>>>>>

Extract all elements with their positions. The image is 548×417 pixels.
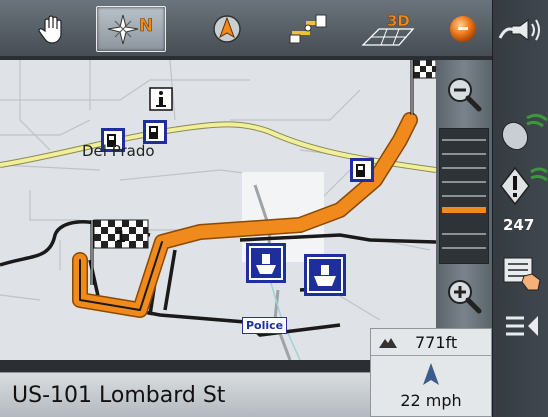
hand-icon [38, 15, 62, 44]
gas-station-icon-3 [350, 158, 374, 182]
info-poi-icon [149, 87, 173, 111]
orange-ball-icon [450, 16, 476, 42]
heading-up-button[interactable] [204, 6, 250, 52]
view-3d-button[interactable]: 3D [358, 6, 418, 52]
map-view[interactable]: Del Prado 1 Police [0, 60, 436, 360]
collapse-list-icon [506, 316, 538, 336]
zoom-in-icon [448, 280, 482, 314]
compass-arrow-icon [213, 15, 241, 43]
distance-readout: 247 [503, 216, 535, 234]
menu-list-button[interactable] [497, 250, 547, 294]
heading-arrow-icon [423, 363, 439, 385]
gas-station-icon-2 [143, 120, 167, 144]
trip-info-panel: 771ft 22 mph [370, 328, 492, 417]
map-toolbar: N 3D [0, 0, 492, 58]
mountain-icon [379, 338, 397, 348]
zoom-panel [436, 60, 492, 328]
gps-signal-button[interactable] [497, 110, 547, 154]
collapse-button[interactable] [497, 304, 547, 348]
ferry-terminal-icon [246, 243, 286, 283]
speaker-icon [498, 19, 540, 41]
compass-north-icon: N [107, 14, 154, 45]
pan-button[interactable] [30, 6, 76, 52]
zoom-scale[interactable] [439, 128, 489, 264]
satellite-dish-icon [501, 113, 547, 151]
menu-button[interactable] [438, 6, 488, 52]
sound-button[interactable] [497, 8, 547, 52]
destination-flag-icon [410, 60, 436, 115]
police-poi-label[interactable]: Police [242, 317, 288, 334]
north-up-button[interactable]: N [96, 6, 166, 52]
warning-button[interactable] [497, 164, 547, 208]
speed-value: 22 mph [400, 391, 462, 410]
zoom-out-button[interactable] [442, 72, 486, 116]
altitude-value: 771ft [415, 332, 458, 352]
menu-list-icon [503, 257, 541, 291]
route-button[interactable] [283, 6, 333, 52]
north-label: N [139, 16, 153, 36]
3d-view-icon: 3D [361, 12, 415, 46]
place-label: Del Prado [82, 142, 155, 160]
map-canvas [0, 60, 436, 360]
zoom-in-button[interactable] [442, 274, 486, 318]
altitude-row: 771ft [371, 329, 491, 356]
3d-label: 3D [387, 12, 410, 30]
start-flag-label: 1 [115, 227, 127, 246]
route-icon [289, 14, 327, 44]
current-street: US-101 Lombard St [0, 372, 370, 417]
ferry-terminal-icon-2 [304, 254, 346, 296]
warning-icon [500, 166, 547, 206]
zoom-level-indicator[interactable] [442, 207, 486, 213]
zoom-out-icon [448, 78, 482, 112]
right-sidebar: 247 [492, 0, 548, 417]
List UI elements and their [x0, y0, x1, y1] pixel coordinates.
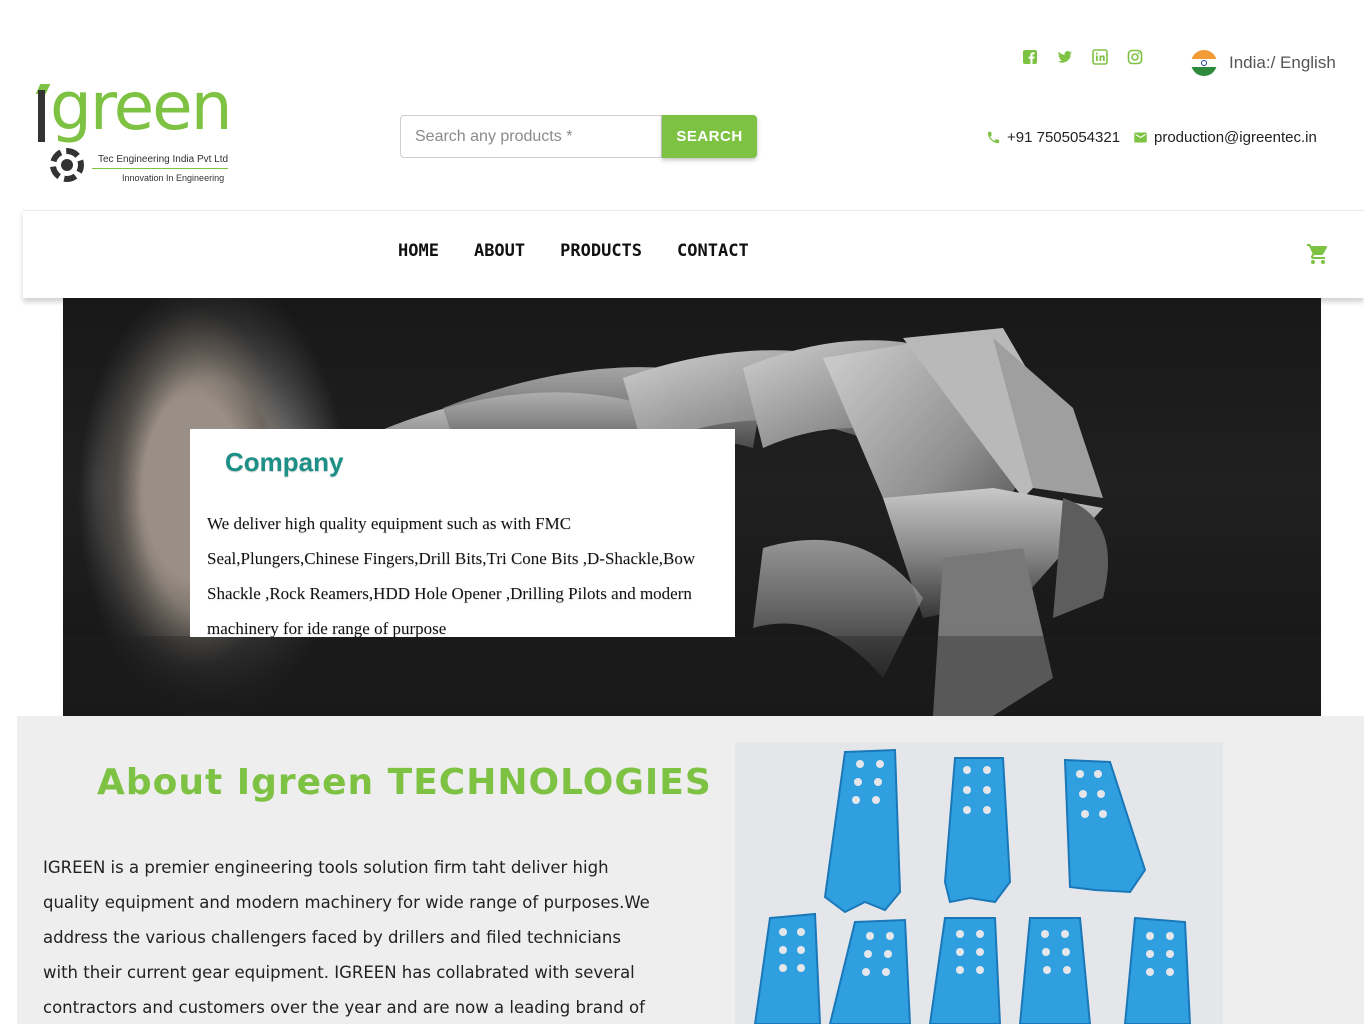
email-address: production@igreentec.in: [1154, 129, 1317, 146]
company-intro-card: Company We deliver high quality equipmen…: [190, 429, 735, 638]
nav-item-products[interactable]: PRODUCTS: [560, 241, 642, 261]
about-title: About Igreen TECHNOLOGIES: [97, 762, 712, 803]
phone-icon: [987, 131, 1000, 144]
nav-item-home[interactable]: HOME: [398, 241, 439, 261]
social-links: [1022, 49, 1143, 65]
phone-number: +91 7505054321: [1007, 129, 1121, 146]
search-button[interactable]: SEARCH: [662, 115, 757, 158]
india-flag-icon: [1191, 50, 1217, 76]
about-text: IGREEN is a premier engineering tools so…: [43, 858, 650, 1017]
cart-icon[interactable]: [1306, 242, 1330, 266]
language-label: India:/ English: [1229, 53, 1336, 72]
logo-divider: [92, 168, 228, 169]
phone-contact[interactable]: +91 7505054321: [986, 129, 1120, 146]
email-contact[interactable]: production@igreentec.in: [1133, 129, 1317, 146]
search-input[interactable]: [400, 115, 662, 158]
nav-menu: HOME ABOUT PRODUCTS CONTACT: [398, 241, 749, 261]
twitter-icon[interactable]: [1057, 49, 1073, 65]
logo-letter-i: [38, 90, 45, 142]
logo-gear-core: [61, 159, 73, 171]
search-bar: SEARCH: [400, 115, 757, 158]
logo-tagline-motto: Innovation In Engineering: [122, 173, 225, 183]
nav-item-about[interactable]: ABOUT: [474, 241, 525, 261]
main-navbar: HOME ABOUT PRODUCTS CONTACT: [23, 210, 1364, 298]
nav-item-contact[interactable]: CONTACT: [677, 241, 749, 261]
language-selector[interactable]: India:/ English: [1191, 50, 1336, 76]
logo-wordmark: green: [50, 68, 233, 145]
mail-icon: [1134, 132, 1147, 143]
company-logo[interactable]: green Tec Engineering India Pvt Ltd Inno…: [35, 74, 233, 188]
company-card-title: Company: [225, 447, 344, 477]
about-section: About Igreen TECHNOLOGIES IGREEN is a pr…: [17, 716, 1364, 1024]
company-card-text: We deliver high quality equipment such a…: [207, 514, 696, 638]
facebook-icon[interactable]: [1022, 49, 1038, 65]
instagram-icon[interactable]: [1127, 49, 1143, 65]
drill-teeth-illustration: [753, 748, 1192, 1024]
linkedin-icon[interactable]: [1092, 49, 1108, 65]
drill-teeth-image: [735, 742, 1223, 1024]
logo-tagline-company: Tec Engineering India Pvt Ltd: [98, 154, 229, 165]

<<<<<
>>>>>

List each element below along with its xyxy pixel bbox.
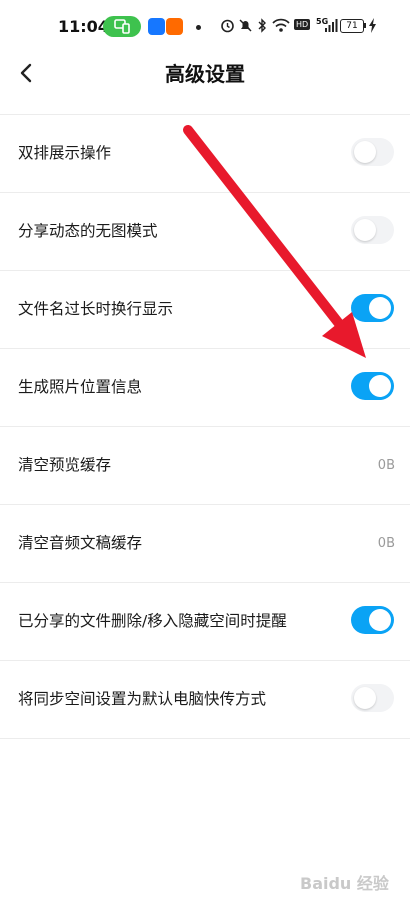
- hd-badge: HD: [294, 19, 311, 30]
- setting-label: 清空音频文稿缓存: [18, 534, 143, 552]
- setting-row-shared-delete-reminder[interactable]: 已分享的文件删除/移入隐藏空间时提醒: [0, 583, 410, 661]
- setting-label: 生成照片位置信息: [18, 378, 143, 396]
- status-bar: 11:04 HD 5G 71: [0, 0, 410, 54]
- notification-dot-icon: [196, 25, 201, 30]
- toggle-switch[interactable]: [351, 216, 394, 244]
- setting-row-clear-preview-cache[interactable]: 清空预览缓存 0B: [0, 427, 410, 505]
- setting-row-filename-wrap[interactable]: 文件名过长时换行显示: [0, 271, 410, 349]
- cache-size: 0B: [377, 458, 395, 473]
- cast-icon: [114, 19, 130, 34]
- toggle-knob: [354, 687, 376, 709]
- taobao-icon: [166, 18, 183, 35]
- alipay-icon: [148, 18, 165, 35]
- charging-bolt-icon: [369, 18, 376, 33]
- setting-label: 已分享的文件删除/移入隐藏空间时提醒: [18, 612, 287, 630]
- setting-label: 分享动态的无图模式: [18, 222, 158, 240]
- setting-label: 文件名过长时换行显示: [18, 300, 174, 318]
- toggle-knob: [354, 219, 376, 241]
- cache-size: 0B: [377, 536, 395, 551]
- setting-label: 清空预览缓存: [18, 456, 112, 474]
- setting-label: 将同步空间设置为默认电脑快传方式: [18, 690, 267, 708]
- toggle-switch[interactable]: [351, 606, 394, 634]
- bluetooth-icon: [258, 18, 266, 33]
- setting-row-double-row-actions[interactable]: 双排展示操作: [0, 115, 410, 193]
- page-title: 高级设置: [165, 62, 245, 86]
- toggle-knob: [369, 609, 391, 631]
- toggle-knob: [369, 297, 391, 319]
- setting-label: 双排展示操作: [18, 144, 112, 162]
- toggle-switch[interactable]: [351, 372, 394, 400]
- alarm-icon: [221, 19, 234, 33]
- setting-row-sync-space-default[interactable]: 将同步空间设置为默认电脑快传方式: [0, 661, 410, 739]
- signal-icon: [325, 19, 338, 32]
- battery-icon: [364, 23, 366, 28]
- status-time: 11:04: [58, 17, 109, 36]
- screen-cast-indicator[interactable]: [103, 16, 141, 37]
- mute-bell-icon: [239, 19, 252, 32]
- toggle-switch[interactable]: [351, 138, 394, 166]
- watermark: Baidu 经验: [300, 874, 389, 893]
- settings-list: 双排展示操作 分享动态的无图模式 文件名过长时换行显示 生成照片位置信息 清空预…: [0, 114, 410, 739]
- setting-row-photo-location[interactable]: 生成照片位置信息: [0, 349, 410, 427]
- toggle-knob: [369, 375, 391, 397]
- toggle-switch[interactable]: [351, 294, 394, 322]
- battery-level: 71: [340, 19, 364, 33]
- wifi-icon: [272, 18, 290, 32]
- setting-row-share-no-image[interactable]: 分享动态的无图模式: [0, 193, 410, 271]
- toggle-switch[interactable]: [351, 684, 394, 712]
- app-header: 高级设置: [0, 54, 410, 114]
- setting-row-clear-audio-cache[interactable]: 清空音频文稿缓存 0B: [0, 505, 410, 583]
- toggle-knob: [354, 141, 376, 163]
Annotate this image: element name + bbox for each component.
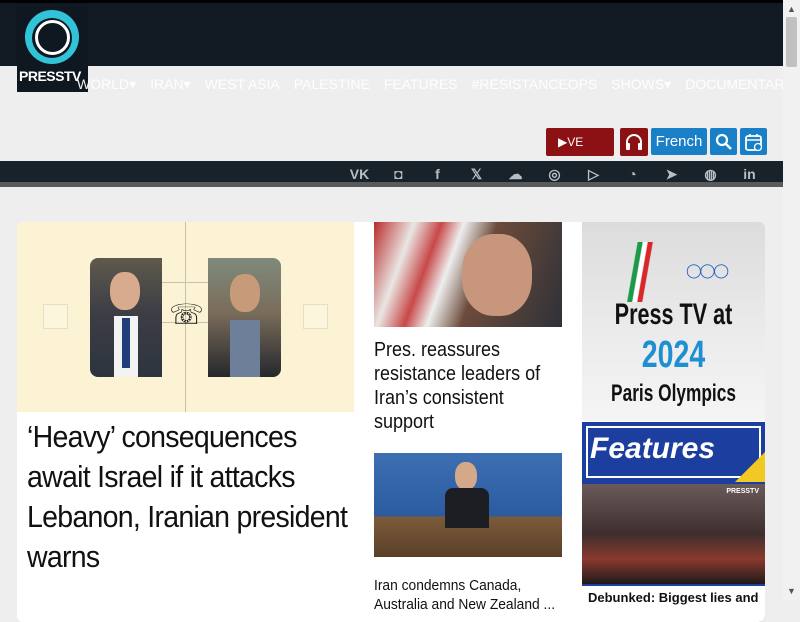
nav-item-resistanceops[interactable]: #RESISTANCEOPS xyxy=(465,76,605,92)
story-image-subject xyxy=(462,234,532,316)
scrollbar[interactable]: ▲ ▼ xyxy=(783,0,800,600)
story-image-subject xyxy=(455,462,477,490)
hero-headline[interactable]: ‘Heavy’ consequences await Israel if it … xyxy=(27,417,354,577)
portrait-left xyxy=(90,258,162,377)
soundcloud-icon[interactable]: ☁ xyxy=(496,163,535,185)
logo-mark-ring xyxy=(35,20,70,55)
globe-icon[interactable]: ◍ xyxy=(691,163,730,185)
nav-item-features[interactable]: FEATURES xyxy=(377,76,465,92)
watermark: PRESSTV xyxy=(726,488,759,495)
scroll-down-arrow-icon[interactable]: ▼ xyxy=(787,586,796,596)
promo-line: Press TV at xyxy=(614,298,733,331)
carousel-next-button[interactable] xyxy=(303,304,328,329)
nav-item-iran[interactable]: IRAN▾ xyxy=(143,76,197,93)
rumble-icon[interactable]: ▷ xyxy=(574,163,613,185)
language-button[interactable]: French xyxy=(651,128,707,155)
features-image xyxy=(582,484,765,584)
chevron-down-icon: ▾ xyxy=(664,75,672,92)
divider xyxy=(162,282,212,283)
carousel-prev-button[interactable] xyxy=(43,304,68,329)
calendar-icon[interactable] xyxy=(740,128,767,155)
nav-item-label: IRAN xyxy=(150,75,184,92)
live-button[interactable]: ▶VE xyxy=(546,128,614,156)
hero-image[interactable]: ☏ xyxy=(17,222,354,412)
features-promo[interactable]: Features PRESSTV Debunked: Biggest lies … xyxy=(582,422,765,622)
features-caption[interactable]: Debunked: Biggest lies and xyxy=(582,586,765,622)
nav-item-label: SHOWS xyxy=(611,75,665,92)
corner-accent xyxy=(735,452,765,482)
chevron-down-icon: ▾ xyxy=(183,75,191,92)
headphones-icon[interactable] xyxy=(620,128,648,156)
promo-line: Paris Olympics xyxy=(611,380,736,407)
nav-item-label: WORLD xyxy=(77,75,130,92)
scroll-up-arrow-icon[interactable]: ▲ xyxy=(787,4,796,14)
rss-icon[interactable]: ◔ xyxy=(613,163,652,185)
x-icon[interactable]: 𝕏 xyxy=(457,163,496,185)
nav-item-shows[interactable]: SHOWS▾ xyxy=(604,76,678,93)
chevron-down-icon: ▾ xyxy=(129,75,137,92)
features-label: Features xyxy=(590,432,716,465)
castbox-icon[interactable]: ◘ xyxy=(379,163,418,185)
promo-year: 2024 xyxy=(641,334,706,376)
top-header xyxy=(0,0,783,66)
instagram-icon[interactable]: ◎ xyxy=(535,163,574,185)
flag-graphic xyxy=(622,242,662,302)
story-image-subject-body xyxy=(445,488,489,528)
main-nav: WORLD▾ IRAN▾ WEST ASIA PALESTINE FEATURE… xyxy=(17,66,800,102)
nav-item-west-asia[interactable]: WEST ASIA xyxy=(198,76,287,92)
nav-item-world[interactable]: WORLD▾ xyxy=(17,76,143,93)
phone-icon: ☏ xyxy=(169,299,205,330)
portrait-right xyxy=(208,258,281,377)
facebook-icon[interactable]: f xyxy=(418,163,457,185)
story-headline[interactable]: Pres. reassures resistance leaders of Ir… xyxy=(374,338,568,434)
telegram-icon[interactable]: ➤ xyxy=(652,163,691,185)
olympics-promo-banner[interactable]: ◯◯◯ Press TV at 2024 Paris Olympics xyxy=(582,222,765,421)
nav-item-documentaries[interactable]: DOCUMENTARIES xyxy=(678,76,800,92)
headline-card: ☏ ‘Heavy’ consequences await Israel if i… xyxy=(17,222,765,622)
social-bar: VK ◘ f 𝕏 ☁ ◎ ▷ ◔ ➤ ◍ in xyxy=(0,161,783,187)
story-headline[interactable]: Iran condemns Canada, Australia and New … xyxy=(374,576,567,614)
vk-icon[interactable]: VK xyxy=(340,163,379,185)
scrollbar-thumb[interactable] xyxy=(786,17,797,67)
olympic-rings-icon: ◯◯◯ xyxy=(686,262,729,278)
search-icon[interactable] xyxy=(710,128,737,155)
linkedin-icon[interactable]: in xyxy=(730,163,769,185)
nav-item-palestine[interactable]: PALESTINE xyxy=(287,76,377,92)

<<<<<

[TASK DETAILS] Reproduce the lines of the second data block verbatim, starting at the line that contains "- hd-badge: HD: [294, 19, 311, 30]" and continuing through the line that contains "- setting-row-clear-preview-cache[interactable]: 清空预览缓存", with both of those lines included.

[FINISHED TASK]
- hd-badge: HD: [294, 19, 311, 30]
- setting-label: 清空音频文稿缓存: [18, 534, 143, 552]
- setting-row-shared-delete-reminder[interactable]: 已分享的文件删除/移入隐藏空间时提醒: [0, 583, 410, 661]
- setting-label: 生成照片位置信息: [18, 378, 143, 396]
- status-bar: 11:04 HD 5G 71: [0, 0, 410, 54]
- notification-dot-icon: [196, 25, 201, 30]
- toggle-switch[interactable]: [351, 216, 394, 244]
- setting-row-clear-preview-cache[interactable]: 清空预览缓存 0B: [0, 427, 410, 505]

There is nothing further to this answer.